:: Task data ::

------------------------------------------------------------------------

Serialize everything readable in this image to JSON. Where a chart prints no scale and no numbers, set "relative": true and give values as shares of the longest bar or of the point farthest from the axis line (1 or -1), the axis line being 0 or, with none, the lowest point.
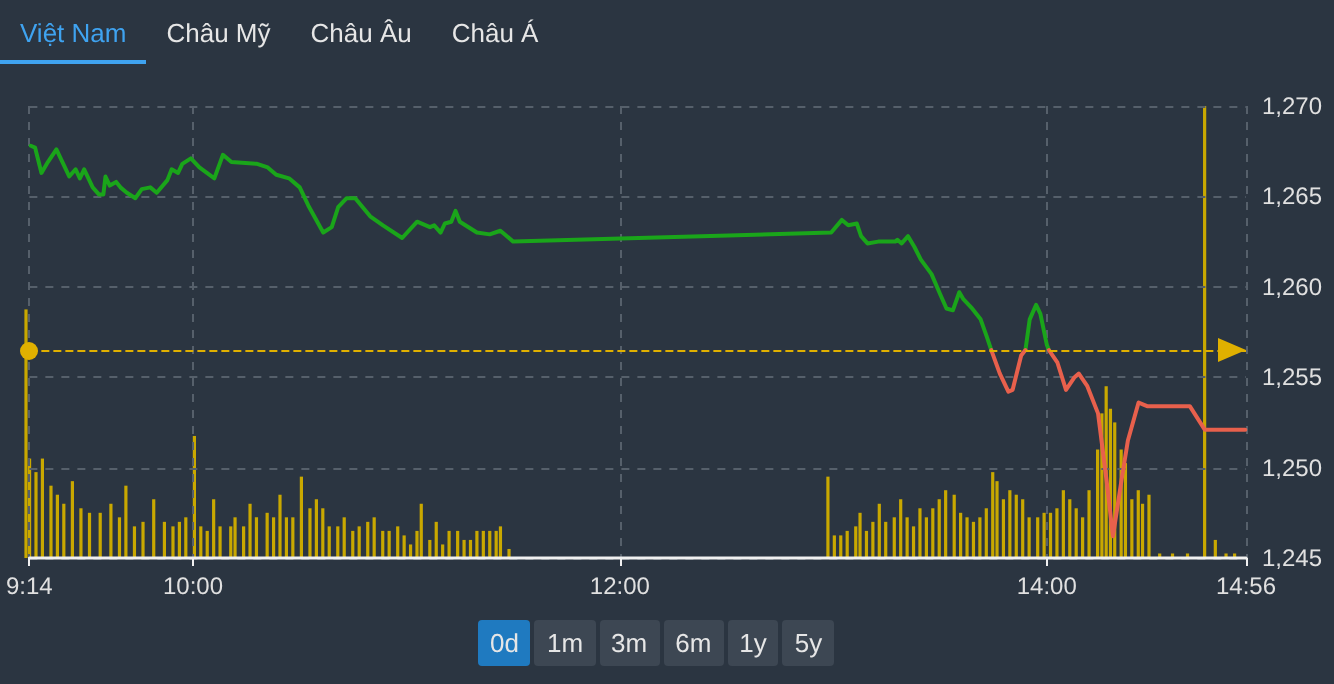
{
  "chart_data": [
    {
      "type": "line",
      "annotations": [
        "Việt Nam",
        "Châu Mỹ",
        "Châu Âu",
        "Châu Á"
      ],
      "xlim": [
        9.2333,
        14.9333
      ],
      "xticks": [
        {
          "value": 9.2333,
          "label": "9:14"
        },
        {
          "value": 10,
          "label": "10:00"
        },
        {
          "value": 12,
          "label": "12:00"
        },
        {
          "value": 14,
          "label": "14:00"
        },
        {
          "value": 14.9333,
          "label": "14:56"
        }
      ],
      "ylim": [
        1245,
        1270
      ],
      "yticks": [
        {
          "value": 1245,
          "label": "1,245"
        },
        {
          "value": 1250,
          "label": "1,250"
        },
        {
          "value": 1255,
          "label": "1,255"
        },
        {
          "value": 1260,
          "label": "1,260"
        },
        {
          "value": 1265,
          "label": "1,265"
        },
        {
          "value": 1270,
          "label": "1,270"
        }
      ],
      "grid": true,
      "marker": "none",
      "line_style": "solid",
      "ref_lines": [
        {
          "axis": "y",
          "value": 1256.5,
          "color": "#e0b000",
          "line_style": "dashed"
        }
      ],
      "series": [
        {
          "color": "#1aa51a",
          "x": [
            9.24,
            9.26,
            9.29,
            9.32,
            9.36,
            9.4,
            9.42,
            9.45,
            9.47,
            9.49,
            9.53,
            9.56,
            9.58,
            9.59,
            9.61,
            9.64,
            9.66,
            9.69,
            9.73,
            9.76,
            9.8,
            9.83,
            9.88,
            9.9,
            9.93,
            9.95,
            9.99,
            10.03,
            10.1,
            10.14,
            10.18,
            10.3,
            10.35,
            10.39,
            10.45,
            10.5,
            10.54,
            10.61,
            10.65,
            10.68,
            10.72,
            10.76,
            10.83,
            10.89,
            10.98,
            11.05,
            11.11,
            11.13,
            11.16,
            11.18,
            11.21,
            11.23,
            11.25,
            11.33,
            11.39,
            11.44,
            11.5,
            12.99,
            13.04,
            13.07,
            13.11,
            13.13,
            13.16,
            13.21,
            13.29,
            13.3,
            13.32,
            13.35,
            13.38,
            13.41,
            13.46,
            13.5,
            13.53,
            13.56,
            13.59,
            13.61,
            13.65,
            13.69,
            13.72,
            13.74,
            13.8,
            13.9,
            13.92,
            13.95,
            13.97,
            14.0,
            14.01
          ],
          "values": [
            1267.8,
            1267.7,
            1266.3,
            1266.9,
            1267.6,
            1266.6,
            1266.1,
            1266.5,
            1266.0,
            1266.5,
            1265.5,
            1265.1,
            1265.1,
            1266.1,
            1265.6,
            1265.8,
            1265.5,
            1265.2,
            1264.9,
            1265.4,
            1265.5,
            1265.2,
            1265.9,
            1266.5,
            1266.3,
            1266.8,
            1267.1,
            1266.6,
            1266.0,
            1267.3,
            1266.9,
            1266.8,
            1266.6,
            1266.2,
            1266.0,
            1265.5,
            1264.5,
            1263.0,
            1263.3,
            1264.4,
            1264.9,
            1264.9,
            1263.9,
            1263.4,
            1262.7,
            1263.6,
            1263.3,
            1263.4,
            1263.0,
            1263.5,
            1263.6,
            1264.2,
            1263.6,
            1263.0,
            1262.9,
            1263.1,
            1262.5,
            1263.0,
            1263.7,
            1263.4,
            1263.5,
            1262.8,
            1262.4,
            1262.5,
            1262.5,
            1262.6,
            1262.4,
            1262.8,
            1262.2,
            1261.5,
            1260.7,
            1259.6,
            1258.8,
            1258.7,
            1259.7,
            1259.3,
            1258.8,
            1258.2,
            1257.2,
            1256.5,
            null,
            1256.5,
            1258.2,
            1259.0,
            1258.5,
            1256.8,
            1256.5
          ]
        },
        {
          "color": "#e8604c",
          "x": [
            13.74,
            13.78,
            13.82,
            13.84,
            13.88,
            13.9,
            13.95,
            14.01,
            14.05,
            14.09,
            14.13,
            14.15,
            14.19,
            14.24,
            14.28,
            14.31,
            14.35,
            14.38,
            14.43,
            14.45,
            14.47,
            14.67,
            14.74,
            14.93
          ],
          "values": [
            1256.5,
            1255.2,
            1254.2,
            1254.3,
            1256.2,
            1256.5,
            null,
            1256.5,
            1255.8,
            1254.3,
            1255.0,
            1255.2,
            1254.5,
            1253.0,
            1249.3,
            1246.2,
            1249.3,
            1251.5,
            1253.6,
            1253.5,
            1253.4,
            1253.4,
            1252.1,
            1252.1
          ]
        }
      ]
    },
    {
      "type": "bar",
      "relative": true,
      "tick_labels": false,
      "annotations": [
        "0d",
        "1m",
        "3m",
        "6m",
        "1y",
        "5y"
      ],
      "xlim": [
        9.2333,
        14.9333
      ],
      "x": [
        9.2333,
        9.25,
        9.28,
        9.31,
        9.35,
        9.38,
        9.41,
        9.45,
        9.49,
        9.53,
        9.58,
        9.63,
        9.67,
        9.7,
        9.74,
        9.78,
        9.83,
        9.88,
        9.92,
        9.95,
        9.98,
        10.02,
        10.05,
        10.08,
        10.11,
        10.14,
        10.19,
        10.21,
        10.25,
        10.28,
        10.31,
        10.36,
        10.39,
        10.42,
        10.45,
        10.48,
        10.52,
        10.56,
        10.59,
        10.62,
        10.65,
        10.69,
        10.72,
        10.76,
        10.79,
        10.83,
        10.86,
        10.9,
        10.93,
        10.97,
        11.0,
        11.03,
        11.06,
        11.08,
        11.12,
        11.15,
        11.18,
        11.21,
        11.25,
        11.28,
        11.31,
        11.34,
        11.37,
        11.4,
        11.43,
        11.45,
        11.49,
        12.98,
        13.01,
        13.04,
        13.07,
        13.11,
        13.13,
        13.16,
        13.19,
        13.22,
        13.25,
        13.29,
        13.32,
        13.35,
        13.38,
        13.41,
        13.44,
        13.47,
        13.5,
        13.53,
        13.57,
        13.6,
        13.63,
        13.66,
        13.69,
        13.72,
        13.75,
        13.77,
        13.8,
        13.83,
        13.86,
        13.89,
        13.92,
        13.96,
        13.99,
        14.02,
        14.05,
        14.08,
        14.11,
        14.14,
        14.17,
        14.2,
        14.24,
        14.26,
        14.28,
        14.3,
        14.32,
        14.35,
        14.37,
        14.4,
        14.43,
        14.45,
        14.48,
        14.53,
        14.59,
        14.66,
        14.74,
        14.79,
        14.84,
        14.88
      ],
      "series": [
        {
          "color": "#c9a800",
          "values": [
            0.55,
            0.22,
            0.19,
            0.22,
            0.16,
            0.14,
            0.12,
            0.17,
            0.11,
            0.1,
            0.1,
            0.12,
            0.09,
            0.16,
            0.07,
            0.08,
            0.13,
            0.08,
            0.07,
            0.08,
            0.09,
            0.27,
            0.07,
            0.06,
            0.13,
            0.07,
            0.07,
            0.09,
            0.07,
            0.12,
            0.09,
            0.1,
            0.09,
            0.14,
            0.09,
            0.09,
            0.18,
            0.11,
            0.13,
            0.11,
            0.07,
            0.07,
            0.09,
            0.06,
            0.07,
            0.08,
            0.09,
            0.06,
            0.06,
            0.07,
            0.05,
            0.03,
            0.06,
            0.12,
            0.04,
            0.08,
            0.03,
            0.06,
            0.06,
            0.04,
            0.04,
            0.06,
            0.06,
            0.06,
            0.06,
            0.07,
            0.02,
            0.18,
            0.05,
            0.05,
            0.06,
            0.07,
            0.1,
            0.06,
            0.08,
            0.12,
            0.08,
            0.09,
            0.13,
            0.09,
            0.07,
            0.11,
            0.09,
            0.11,
            0.13,
            0.15,
            0.14,
            0.1,
            0.09,
            0.08,
            0.09,
            0.11,
            0.19,
            0.17,
            0.13,
            0.15,
            0.14,
            0.13,
            0.09,
            0.09,
            0.1,
            0.1,
            0.11,
            0.15,
            0.13,
            0.11,
            0.09,
            0.15,
            0.24,
            0.32,
            0.38,
            0.33,
            0.3,
            0.24,
            0.21,
            0.13,
            0.15,
            0.12,
            0.14,
            0.01,
            0.01,
            0.01,
            1.0,
            0.04,
            0.01,
            0.01
          ]
        }
      ]
    }
  ]
}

------------------------------------------------------------------------

Check each line of the records for the string "axis" and state how many lines contain it. Give only the number.

:: Solution to the exercise ::
2